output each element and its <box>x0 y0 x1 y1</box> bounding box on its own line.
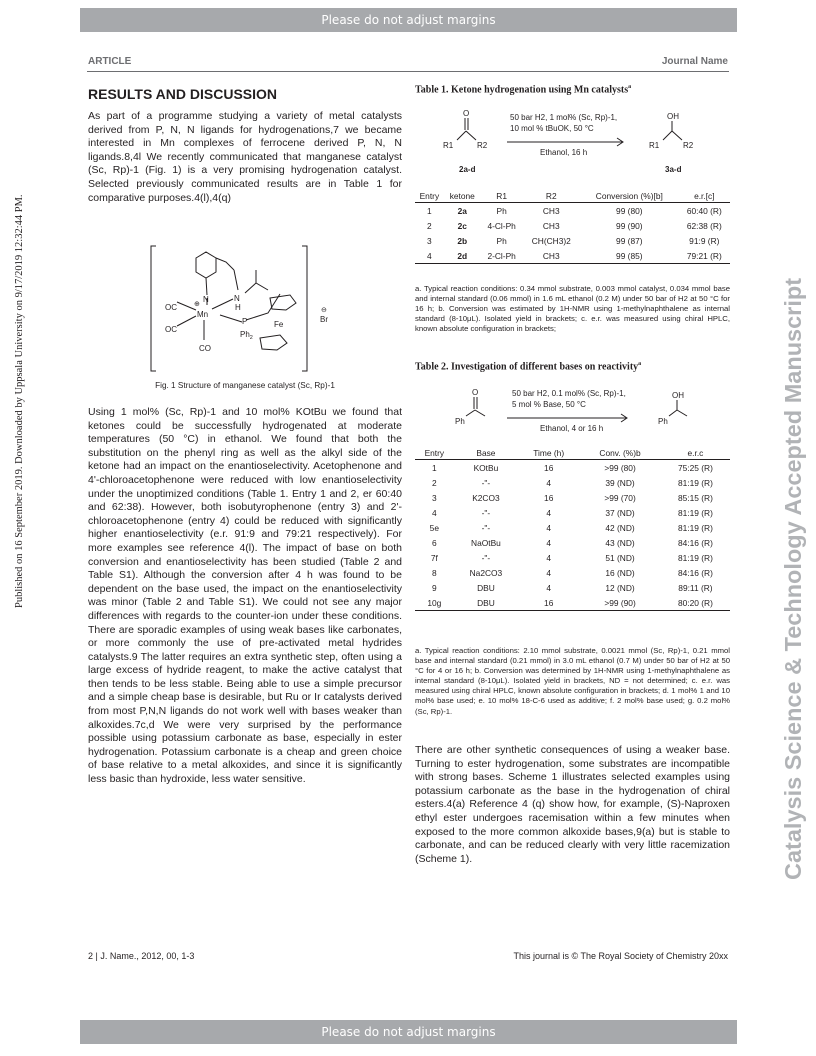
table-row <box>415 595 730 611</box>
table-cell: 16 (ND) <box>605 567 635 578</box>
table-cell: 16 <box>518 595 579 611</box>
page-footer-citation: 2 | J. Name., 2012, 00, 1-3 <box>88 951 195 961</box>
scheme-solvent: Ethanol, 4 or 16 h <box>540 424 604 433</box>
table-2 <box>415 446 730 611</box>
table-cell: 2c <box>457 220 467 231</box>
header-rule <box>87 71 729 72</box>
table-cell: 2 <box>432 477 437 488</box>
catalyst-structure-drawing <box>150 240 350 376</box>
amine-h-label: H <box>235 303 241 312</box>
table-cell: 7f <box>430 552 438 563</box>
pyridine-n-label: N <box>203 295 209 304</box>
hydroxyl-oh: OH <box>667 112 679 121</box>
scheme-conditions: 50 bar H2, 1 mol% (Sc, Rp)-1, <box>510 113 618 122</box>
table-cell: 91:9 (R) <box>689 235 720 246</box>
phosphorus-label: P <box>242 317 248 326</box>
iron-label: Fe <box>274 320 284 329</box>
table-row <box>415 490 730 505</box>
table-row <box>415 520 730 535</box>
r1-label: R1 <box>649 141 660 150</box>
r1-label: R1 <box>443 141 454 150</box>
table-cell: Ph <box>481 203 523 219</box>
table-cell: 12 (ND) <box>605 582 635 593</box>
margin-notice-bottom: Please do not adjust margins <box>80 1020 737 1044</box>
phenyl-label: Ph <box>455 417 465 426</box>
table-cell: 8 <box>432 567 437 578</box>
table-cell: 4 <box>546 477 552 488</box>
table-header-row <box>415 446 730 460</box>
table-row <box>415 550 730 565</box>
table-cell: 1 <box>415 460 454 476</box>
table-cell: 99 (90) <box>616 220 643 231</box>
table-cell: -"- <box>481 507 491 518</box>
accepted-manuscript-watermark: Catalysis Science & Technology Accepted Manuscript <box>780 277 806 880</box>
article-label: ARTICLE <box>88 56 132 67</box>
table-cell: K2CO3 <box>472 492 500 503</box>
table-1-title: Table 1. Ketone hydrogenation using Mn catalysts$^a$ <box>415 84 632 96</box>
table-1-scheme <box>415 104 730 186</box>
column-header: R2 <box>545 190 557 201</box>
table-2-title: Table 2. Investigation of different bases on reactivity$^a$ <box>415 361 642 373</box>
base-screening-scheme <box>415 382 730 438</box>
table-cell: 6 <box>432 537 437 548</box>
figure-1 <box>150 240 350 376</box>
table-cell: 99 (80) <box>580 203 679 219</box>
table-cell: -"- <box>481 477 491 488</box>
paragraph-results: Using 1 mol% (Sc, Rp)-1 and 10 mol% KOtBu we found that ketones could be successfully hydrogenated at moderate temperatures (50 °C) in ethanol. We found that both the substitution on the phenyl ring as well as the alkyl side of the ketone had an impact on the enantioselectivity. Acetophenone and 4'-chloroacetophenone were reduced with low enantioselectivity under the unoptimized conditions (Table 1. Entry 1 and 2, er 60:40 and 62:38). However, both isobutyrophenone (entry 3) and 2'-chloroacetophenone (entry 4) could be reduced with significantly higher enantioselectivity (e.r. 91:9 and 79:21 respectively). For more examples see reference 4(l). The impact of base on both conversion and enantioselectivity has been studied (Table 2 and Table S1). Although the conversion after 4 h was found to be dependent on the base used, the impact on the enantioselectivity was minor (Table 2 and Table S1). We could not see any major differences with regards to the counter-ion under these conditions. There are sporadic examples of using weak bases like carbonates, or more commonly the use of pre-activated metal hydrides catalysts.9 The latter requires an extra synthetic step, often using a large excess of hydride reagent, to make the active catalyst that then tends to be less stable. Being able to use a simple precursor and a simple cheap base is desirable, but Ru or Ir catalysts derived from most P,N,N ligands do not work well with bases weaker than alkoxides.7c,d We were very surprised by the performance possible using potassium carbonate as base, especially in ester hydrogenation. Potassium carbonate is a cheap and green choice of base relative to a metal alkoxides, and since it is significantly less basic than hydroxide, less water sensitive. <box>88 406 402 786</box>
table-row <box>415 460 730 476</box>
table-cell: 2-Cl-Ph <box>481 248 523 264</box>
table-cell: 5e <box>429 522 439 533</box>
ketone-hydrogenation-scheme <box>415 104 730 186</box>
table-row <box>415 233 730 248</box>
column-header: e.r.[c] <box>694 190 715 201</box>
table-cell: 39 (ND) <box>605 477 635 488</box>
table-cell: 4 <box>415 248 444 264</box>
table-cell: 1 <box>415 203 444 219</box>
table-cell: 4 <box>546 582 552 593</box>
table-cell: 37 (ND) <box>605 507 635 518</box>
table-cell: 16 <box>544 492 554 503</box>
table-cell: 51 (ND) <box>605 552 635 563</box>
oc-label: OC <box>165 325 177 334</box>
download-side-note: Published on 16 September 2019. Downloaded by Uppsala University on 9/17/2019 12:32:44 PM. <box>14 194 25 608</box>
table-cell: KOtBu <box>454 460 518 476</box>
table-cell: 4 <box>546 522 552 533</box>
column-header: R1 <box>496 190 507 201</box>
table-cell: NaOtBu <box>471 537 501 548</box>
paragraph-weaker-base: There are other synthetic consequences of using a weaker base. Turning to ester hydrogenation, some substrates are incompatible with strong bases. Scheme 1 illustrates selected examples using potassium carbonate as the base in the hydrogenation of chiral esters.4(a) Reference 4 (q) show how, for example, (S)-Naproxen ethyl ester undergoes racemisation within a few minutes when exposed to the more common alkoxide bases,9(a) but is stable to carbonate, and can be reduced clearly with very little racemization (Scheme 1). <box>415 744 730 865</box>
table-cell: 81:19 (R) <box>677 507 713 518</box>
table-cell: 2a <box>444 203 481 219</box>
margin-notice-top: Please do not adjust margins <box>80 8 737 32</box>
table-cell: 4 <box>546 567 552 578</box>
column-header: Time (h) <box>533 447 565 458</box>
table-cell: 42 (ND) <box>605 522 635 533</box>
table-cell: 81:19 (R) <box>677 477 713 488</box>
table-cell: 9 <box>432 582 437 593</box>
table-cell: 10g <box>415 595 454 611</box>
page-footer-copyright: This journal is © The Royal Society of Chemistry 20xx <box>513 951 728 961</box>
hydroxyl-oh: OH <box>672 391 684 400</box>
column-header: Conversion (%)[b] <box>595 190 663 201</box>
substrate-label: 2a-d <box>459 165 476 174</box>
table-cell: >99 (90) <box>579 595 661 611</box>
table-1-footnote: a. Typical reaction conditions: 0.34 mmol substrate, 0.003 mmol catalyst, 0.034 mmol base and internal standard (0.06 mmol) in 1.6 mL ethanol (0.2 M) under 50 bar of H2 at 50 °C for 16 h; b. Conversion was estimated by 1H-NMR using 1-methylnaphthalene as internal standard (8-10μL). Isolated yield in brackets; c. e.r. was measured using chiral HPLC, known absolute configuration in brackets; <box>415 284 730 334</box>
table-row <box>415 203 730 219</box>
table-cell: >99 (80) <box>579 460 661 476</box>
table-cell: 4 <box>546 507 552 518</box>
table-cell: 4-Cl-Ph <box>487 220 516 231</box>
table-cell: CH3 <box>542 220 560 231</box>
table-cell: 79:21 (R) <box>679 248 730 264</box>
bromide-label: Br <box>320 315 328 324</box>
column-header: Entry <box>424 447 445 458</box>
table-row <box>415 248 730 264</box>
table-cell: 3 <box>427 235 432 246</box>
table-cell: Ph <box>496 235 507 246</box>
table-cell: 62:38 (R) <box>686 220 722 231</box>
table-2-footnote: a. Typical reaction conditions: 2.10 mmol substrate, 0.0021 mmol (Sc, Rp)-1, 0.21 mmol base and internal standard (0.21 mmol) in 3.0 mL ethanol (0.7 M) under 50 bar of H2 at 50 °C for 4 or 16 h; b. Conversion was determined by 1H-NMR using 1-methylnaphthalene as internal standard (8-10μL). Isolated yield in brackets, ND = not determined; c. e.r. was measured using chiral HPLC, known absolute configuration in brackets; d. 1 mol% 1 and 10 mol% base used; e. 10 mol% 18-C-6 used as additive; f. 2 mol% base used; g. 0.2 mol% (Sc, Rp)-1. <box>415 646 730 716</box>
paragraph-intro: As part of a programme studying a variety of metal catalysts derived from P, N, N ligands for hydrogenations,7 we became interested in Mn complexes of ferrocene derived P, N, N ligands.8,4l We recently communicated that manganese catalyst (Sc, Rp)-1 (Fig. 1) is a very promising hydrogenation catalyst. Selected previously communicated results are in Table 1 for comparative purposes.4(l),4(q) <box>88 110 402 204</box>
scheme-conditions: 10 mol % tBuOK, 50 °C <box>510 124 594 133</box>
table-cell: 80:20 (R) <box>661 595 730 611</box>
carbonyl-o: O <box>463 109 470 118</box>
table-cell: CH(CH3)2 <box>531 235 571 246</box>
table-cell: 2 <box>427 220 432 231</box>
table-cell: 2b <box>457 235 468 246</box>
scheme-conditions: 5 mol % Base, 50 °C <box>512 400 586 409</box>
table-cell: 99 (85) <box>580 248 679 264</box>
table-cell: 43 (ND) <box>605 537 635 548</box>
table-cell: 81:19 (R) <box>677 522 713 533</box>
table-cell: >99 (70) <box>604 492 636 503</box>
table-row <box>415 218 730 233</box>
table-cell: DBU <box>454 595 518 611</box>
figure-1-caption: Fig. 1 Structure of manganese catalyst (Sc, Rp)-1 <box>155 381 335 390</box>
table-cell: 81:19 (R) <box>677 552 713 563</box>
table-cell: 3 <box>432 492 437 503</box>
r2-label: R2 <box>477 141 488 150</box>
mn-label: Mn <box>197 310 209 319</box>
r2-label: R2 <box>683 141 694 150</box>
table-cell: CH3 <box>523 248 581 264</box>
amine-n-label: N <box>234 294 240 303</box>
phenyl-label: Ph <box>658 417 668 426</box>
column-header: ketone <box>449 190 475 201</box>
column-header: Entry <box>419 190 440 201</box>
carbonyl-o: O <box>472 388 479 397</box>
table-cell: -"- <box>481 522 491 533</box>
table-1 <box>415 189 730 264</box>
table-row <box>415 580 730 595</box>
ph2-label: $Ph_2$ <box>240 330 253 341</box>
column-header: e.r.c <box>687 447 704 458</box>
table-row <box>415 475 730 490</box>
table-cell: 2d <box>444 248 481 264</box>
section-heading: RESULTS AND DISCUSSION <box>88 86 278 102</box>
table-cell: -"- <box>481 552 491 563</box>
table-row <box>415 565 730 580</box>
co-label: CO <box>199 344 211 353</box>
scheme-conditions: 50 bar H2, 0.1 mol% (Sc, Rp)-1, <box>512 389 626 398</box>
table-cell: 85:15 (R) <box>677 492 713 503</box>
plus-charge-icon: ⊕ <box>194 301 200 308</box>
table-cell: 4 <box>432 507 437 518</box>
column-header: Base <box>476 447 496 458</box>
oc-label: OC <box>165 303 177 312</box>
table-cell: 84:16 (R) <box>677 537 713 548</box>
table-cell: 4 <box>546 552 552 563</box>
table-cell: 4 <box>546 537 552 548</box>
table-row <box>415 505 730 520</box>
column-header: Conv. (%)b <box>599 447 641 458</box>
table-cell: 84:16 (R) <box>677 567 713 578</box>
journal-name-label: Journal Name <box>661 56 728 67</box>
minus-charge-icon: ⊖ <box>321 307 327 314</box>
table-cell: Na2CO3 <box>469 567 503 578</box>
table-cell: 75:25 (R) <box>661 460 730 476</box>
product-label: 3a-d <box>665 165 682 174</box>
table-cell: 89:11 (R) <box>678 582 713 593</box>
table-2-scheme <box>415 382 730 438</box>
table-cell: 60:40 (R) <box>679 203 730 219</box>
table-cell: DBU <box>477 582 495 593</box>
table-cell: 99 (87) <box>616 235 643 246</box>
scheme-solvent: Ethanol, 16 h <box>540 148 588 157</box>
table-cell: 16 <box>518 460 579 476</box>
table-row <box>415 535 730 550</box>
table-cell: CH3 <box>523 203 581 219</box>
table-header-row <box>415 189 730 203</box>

* * *

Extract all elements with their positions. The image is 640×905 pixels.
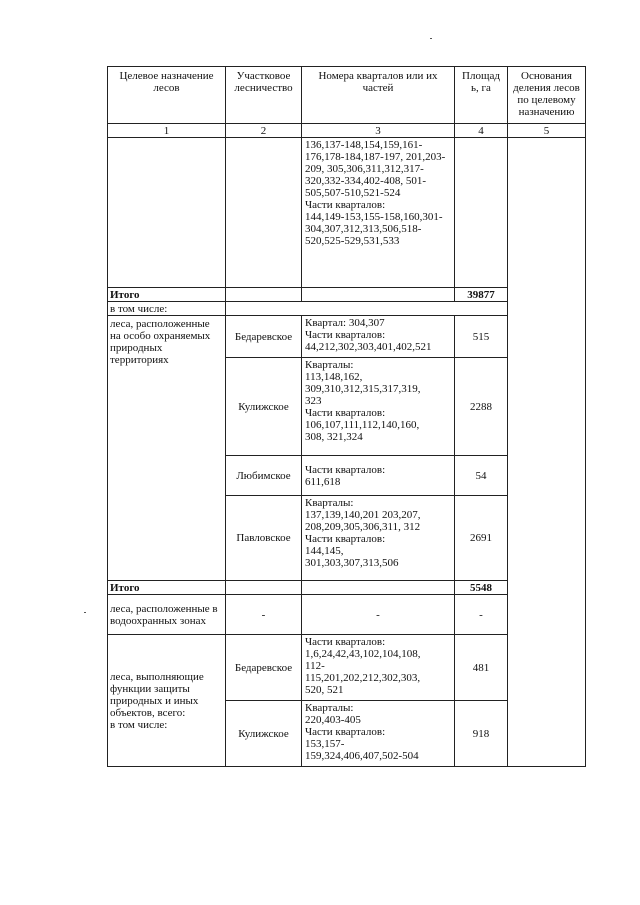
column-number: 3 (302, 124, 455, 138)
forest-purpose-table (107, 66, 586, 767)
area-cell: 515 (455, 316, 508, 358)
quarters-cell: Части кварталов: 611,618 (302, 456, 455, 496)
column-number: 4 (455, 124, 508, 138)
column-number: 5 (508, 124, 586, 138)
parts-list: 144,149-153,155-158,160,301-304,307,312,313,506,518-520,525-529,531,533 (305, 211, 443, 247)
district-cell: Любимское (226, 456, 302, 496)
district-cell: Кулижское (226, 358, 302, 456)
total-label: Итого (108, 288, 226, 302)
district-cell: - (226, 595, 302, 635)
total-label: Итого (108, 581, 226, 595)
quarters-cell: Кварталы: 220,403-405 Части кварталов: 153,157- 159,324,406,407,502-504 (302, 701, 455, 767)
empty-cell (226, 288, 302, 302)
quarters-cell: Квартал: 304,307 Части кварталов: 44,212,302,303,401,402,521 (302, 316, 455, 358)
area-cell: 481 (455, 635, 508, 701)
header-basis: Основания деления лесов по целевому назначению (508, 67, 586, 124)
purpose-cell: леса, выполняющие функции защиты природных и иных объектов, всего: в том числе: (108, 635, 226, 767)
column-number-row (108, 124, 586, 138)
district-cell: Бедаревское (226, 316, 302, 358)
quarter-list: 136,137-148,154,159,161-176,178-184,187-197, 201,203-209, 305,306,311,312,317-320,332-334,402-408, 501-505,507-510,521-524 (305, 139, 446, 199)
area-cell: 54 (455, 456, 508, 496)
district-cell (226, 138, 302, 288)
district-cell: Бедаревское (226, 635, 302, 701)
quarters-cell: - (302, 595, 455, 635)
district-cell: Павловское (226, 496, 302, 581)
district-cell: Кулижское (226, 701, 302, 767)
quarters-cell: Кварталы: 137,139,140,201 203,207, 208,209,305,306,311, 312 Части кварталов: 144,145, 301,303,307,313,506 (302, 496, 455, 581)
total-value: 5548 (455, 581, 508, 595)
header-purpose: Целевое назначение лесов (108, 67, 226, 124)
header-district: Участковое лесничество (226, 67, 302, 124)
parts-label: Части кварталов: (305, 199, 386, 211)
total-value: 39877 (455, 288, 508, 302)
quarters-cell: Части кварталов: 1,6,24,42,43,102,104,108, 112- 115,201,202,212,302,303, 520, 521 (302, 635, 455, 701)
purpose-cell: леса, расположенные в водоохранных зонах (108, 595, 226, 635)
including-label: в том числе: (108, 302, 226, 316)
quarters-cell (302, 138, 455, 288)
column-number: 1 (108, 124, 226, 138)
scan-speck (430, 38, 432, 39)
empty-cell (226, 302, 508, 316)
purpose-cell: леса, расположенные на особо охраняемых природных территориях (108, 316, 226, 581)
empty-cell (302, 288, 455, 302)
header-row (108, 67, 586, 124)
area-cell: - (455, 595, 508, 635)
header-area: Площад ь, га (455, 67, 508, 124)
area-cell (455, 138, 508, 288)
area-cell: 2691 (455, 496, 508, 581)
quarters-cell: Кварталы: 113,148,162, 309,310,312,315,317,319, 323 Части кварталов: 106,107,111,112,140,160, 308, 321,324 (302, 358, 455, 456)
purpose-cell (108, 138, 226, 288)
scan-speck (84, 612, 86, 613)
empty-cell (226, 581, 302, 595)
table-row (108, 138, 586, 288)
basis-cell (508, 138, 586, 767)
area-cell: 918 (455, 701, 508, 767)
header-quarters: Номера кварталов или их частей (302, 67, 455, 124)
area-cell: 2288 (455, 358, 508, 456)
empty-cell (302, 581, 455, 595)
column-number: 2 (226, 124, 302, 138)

任务说明:
请将上文中自包含“column-number: 3 (302, 124, 455, 138)”的一行起、至包含“column-number: 5 (508, 124, 586, 138)”的一行止（首尾两行均包括在内）的全部行改写为 JSON 字符串列表，每行对应一个字符串，空行不计。

本题答案:
[
  "column-number: 3 (302, 124, 455, 138)",
  "forest-purpose-table (107, 66, 586, 767)",
  "area-cell: 515 (455, 316, 508, 358)",
  "quarters-cell: Части кварталов: 611,618 (302, 456, 455, 496)",
  "column-number: 4 (455, 124, 508, 138)",
  "column-number: 5 (508, 124, 586, 138)"
]